• **SUPPLIED MATERIAL**
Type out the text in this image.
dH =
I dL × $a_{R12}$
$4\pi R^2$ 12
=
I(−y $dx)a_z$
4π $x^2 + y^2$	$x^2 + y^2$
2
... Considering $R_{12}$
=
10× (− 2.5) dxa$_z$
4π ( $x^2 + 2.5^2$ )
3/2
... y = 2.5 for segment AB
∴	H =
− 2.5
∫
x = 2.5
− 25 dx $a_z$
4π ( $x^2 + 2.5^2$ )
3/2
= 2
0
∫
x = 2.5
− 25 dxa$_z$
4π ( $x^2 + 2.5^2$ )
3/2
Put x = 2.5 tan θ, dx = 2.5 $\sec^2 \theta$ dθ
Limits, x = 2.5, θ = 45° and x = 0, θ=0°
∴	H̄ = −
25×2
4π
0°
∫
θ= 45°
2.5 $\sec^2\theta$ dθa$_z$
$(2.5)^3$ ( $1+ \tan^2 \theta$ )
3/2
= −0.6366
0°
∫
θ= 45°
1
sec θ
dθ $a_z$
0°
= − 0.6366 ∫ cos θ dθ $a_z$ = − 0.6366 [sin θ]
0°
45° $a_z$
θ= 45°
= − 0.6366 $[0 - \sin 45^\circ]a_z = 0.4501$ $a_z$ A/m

• **WORK TO COMPLETE**
Using the listing, say how many lines include the word "theta", and add nothing else.

• **SOLUTION TO THE EXERCISE**
3